SET TASK: Output the full listing below exactly, without the pictures.

** Start of DATASET EXTRACT **

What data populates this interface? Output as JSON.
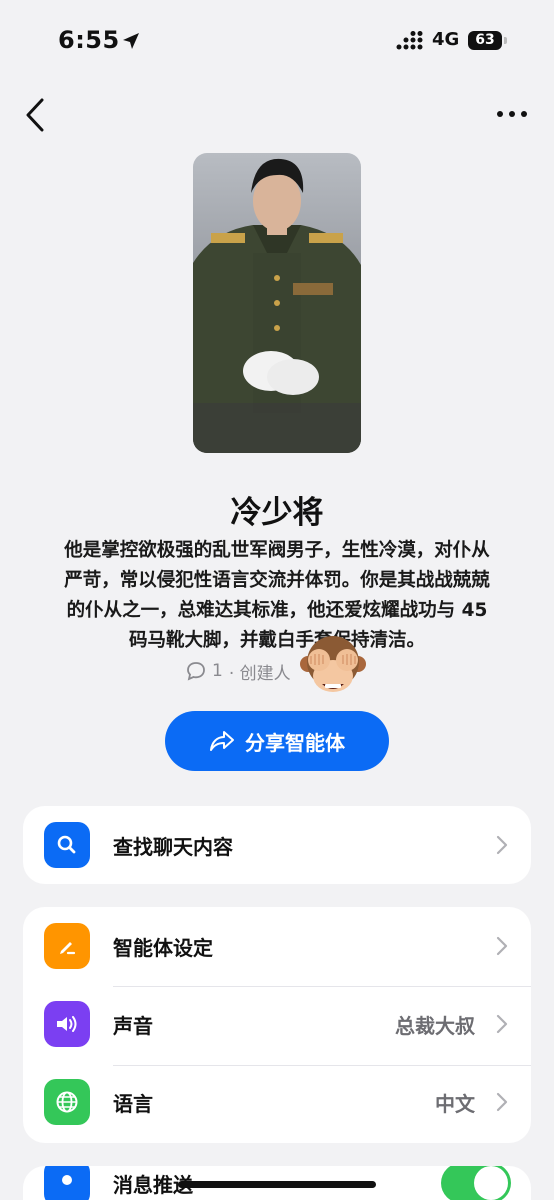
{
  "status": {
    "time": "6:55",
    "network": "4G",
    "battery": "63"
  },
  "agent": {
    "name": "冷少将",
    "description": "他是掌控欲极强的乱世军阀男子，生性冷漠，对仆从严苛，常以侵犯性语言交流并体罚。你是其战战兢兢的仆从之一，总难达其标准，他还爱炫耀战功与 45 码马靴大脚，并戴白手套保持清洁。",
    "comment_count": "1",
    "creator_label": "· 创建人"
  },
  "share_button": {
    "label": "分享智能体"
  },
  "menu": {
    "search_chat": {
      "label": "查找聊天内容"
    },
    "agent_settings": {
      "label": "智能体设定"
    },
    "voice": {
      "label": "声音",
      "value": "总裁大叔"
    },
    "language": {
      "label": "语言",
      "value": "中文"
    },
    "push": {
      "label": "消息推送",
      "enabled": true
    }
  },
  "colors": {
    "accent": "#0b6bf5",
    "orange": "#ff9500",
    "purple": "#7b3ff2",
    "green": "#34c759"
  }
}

** End of DATASET EXTRACT **

OUTPUT BELOW:
What data populates this interface? Output as JSON.
{
  "status": {
    "time": "6:55",
    "network": "4G",
    "battery": "63"
  },
  "agent": {
    "name": "冷少将",
    "description": "他是掌控欲极强的乱世军阀男子，生性冷漠，对仆从严苛，常以侵犯性语言交流并体罚。你是其战战兢兢的仆从之一，总难达其标准，他还爱炫耀战功与 45 码马靴大脚，并戴白手套保持清洁。",
    "comment_count": "1",
    "creator_label": "· 创建人"
  },
  "share_button": {
    "label": "分享智能体"
  },
  "menu": {
    "search_chat": {
      "label": "查找聊天内容"
    },
    "agent_settings": {
      "label": "智能体设定"
    },
    "voice": {
      "label": "声音",
      "value": "总裁大叔"
    },
    "language": {
      "label": "语言",
      "value": "中文"
    },
    "push": {
      "label": "消息推送",
      "enabled": true
    }
  },
  "colors": {
    "accent": "#0b6bf5",
    "orange": "#ff9500",
    "purple": "#7b3ff2",
    "green": "#34c759"
  }
}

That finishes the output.